Records from a data collection
— begin —
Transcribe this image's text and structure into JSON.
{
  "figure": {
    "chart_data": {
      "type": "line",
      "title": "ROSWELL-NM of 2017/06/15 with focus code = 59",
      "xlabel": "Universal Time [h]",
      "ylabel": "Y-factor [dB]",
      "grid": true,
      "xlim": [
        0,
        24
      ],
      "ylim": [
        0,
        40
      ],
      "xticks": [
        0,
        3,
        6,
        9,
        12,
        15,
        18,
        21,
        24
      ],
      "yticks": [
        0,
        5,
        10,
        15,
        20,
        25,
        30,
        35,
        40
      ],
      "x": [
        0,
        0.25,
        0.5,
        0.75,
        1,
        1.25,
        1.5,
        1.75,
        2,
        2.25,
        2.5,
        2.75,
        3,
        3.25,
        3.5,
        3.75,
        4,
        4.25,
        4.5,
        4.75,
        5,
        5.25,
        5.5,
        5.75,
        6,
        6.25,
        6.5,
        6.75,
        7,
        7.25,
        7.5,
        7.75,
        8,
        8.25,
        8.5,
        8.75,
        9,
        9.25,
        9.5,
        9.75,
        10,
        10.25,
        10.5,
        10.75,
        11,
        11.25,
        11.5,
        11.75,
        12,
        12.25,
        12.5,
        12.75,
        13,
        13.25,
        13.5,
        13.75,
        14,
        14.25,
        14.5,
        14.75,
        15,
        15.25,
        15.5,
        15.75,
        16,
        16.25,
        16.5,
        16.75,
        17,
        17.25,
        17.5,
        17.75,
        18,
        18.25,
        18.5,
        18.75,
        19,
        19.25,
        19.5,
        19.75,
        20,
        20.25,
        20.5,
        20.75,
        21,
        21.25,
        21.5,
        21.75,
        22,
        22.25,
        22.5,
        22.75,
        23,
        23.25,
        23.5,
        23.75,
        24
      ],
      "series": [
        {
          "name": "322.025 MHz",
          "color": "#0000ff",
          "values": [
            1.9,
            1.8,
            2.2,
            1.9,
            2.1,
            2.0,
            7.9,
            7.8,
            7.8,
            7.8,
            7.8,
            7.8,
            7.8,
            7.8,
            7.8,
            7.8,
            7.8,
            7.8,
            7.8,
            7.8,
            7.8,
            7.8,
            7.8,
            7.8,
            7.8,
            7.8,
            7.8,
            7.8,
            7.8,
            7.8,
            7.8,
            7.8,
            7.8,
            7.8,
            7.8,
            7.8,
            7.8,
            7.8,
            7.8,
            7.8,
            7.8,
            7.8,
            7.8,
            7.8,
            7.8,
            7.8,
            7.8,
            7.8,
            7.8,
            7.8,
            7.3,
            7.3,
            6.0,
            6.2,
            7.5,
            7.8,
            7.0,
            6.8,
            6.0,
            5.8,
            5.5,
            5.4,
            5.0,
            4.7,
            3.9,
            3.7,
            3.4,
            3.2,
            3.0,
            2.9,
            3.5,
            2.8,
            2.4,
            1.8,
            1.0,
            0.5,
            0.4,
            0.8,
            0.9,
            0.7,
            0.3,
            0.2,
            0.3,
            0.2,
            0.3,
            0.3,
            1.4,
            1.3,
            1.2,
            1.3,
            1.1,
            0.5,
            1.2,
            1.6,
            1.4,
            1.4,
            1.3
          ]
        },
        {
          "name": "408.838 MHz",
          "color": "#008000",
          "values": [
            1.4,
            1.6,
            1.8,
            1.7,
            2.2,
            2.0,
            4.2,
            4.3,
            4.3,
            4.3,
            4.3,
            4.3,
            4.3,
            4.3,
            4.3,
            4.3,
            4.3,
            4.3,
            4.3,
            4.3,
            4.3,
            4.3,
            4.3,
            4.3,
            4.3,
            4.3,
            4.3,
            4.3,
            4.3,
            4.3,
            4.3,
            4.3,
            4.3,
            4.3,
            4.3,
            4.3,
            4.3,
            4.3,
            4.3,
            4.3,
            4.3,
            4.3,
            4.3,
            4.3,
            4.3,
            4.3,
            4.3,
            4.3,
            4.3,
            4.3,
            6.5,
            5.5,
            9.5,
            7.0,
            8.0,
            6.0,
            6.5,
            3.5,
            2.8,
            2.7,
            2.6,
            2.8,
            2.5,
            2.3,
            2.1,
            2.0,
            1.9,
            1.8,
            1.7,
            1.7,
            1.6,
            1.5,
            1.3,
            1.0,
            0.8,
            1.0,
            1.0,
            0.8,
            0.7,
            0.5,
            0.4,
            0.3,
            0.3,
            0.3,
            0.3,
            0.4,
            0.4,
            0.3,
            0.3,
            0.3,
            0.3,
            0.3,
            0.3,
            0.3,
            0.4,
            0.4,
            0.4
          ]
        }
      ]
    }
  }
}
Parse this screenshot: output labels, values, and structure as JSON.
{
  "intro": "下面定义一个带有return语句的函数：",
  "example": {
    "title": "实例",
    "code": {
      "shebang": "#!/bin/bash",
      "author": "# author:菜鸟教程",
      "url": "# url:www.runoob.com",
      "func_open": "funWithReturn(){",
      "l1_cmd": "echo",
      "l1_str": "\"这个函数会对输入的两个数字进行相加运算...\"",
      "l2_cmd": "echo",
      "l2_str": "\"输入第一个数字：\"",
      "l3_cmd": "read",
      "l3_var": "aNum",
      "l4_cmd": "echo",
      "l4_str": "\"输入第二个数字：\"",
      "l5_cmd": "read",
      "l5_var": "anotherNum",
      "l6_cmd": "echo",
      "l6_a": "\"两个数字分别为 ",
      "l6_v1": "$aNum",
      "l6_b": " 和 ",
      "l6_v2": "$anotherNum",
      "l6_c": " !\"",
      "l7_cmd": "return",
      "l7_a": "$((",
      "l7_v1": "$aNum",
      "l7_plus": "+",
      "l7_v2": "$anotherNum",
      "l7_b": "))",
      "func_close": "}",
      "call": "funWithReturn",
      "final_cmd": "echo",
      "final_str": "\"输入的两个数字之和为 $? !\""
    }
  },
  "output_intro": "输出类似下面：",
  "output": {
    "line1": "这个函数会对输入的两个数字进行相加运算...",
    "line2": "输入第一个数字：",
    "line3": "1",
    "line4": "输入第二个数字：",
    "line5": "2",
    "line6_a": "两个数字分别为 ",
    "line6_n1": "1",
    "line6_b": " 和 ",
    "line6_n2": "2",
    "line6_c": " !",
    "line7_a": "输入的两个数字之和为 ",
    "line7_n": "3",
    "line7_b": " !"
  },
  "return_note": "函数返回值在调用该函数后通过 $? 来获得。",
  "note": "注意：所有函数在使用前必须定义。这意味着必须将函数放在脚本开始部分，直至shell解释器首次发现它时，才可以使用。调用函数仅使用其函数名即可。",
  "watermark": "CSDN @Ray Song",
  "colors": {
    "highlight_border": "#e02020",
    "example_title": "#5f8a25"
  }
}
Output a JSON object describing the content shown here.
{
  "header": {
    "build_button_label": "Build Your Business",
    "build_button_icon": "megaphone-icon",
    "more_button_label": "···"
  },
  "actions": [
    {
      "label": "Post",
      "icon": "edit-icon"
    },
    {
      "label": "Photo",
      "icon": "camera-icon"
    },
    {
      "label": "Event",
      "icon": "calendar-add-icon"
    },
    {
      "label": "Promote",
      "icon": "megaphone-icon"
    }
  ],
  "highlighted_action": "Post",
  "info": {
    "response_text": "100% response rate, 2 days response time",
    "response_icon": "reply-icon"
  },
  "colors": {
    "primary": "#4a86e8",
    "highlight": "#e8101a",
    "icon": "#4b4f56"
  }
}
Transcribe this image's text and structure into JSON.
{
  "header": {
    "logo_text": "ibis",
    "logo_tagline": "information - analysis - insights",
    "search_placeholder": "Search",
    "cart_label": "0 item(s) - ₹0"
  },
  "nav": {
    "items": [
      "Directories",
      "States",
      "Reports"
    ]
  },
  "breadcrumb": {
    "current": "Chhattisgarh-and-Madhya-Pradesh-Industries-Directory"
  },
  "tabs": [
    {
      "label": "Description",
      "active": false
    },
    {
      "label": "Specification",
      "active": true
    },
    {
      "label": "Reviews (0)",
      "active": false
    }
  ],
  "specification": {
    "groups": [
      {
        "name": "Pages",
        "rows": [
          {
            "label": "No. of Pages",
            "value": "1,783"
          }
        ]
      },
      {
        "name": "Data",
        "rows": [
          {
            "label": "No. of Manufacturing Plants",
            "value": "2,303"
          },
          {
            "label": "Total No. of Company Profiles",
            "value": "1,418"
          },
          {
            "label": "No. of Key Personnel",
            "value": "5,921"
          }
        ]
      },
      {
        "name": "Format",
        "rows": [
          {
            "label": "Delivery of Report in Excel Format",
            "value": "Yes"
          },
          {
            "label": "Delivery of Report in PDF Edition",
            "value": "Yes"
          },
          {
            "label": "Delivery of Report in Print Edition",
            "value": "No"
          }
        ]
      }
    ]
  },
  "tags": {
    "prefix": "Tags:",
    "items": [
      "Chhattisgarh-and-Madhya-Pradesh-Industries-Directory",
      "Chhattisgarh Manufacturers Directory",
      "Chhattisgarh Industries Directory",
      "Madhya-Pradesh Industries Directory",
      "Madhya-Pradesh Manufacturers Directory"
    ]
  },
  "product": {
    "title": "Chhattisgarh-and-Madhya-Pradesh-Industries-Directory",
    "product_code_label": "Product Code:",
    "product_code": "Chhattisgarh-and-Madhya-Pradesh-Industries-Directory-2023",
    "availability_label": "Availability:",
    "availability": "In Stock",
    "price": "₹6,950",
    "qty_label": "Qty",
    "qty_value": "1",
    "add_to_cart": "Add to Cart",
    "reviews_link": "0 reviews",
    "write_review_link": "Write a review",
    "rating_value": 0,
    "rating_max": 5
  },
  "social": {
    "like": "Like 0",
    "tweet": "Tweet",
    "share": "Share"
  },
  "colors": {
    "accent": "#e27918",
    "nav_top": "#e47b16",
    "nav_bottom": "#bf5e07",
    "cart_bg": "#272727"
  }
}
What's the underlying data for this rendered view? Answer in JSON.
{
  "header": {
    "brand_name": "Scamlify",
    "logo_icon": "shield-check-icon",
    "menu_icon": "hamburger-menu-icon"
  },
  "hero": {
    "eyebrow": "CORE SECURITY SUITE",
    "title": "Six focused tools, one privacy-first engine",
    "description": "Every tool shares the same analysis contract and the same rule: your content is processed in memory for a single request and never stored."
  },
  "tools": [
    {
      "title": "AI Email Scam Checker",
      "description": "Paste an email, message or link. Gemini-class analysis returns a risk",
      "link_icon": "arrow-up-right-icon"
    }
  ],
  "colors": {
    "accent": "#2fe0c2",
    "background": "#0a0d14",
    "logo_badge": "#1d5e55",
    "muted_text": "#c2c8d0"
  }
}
— end —
What the exercise asks: How many lines of the entries above hold the string "输入的两个数字之和为"? Reply with the number alone.

Answer for the task: 2